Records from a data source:
>> begin
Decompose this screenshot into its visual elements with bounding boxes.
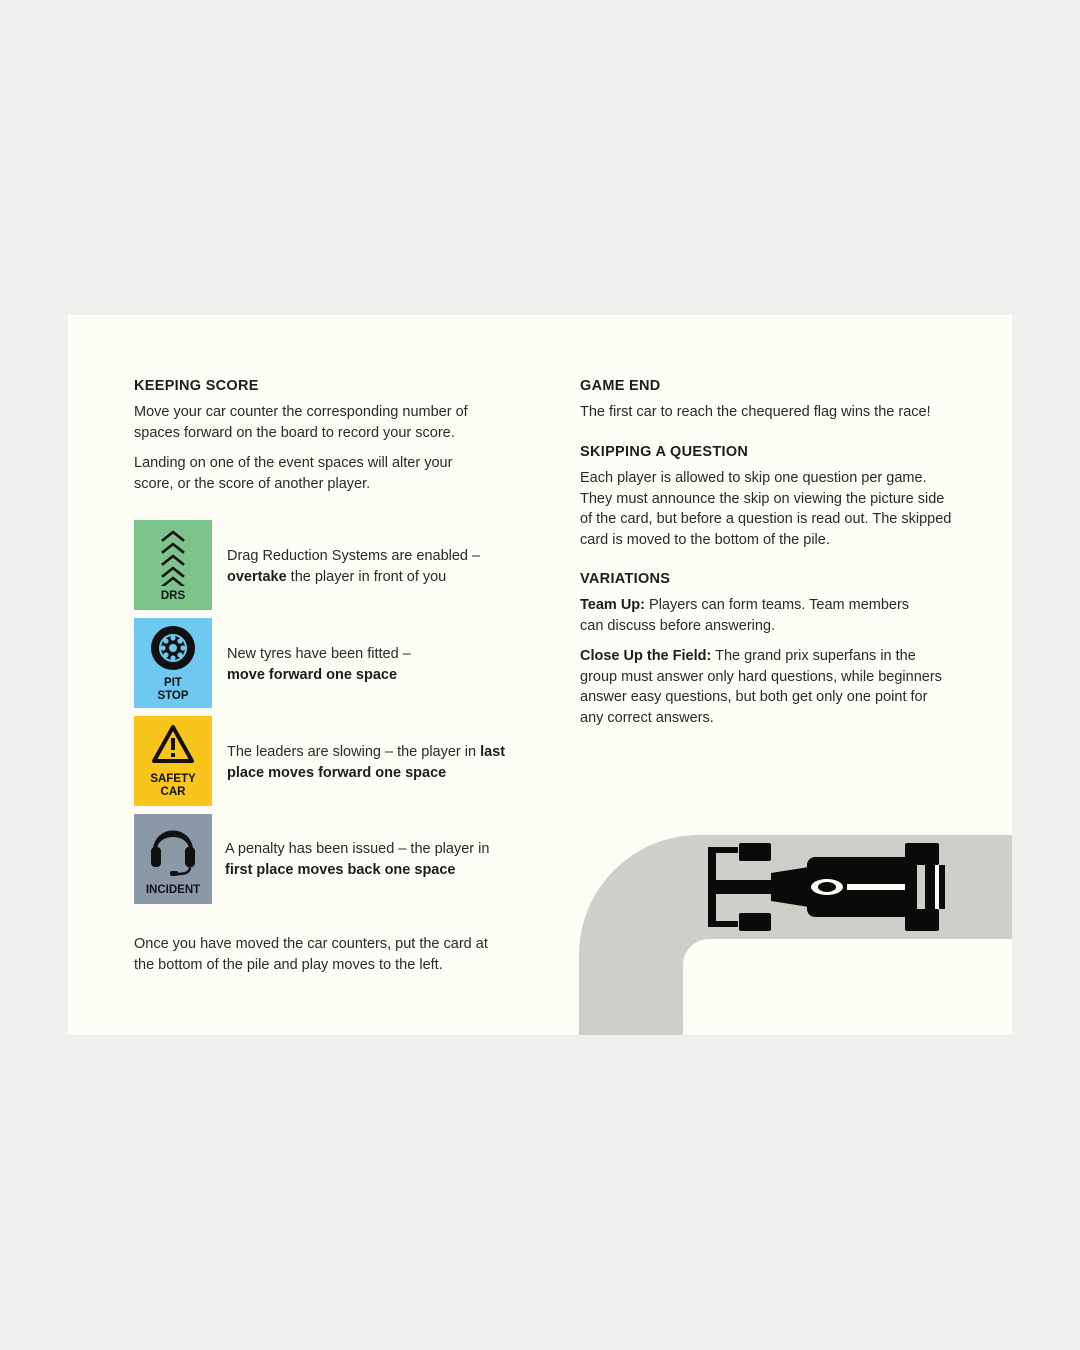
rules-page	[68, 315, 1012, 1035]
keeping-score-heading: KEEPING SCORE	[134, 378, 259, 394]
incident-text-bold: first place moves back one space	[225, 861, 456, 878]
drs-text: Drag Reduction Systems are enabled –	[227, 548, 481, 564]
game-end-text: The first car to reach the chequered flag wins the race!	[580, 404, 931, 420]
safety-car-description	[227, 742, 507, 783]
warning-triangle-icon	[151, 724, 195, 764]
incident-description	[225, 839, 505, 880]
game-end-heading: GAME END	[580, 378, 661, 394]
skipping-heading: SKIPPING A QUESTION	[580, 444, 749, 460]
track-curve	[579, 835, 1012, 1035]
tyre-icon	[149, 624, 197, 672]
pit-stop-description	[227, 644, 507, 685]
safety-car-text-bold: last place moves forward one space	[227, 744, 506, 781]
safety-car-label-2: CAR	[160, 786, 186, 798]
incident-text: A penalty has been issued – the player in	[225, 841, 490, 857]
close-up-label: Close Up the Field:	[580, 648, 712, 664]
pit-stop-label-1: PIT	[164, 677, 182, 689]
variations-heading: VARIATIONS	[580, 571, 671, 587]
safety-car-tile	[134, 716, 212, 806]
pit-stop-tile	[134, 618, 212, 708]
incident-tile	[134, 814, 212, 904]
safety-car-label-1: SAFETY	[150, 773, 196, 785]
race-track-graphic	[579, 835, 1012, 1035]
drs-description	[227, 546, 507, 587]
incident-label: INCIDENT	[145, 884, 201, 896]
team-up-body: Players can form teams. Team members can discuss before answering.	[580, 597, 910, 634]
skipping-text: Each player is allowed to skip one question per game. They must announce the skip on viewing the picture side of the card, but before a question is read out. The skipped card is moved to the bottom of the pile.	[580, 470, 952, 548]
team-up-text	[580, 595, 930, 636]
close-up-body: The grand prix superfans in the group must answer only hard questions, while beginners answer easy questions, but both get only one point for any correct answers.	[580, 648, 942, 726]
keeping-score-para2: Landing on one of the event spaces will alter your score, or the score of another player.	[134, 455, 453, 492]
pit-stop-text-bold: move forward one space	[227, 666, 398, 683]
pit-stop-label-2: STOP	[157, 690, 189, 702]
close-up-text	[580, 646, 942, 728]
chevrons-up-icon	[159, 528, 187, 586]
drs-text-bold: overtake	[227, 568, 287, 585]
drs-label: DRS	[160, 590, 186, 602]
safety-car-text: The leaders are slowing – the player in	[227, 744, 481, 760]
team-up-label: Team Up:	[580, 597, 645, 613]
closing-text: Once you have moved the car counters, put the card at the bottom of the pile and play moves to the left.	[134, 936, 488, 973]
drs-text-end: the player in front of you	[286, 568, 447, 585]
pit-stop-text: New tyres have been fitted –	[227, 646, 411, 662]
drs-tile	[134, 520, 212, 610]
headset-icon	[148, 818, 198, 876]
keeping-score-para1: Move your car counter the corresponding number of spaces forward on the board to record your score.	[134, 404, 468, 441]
>> end
>> begin
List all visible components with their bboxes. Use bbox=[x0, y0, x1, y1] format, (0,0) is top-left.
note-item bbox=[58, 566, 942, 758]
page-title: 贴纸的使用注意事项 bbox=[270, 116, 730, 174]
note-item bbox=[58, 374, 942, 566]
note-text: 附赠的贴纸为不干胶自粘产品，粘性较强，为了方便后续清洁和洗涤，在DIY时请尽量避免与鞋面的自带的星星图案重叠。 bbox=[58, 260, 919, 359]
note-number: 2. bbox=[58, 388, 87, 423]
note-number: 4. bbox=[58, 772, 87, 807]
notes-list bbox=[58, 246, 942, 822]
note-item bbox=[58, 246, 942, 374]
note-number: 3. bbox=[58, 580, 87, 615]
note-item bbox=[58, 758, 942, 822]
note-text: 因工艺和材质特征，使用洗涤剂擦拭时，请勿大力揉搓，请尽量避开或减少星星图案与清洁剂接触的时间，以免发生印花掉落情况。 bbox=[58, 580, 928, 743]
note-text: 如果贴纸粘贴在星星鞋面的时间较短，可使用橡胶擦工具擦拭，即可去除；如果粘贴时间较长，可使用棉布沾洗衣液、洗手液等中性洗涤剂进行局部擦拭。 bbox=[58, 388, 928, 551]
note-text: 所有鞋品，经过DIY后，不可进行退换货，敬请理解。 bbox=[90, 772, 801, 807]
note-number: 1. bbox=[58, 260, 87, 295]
>> end
## EXERCISE PROMPT:
Pick out every row above that contains the word "team" and copy each of those rows in full.

## TASK OUTPUT:
team-up-body: Players can form teams. Team members can discuss before answering.	[580, 597, 910, 634]
team-up-text	[580, 595, 930, 636]
team-up-label: Team Up:	[580, 597, 645, 613]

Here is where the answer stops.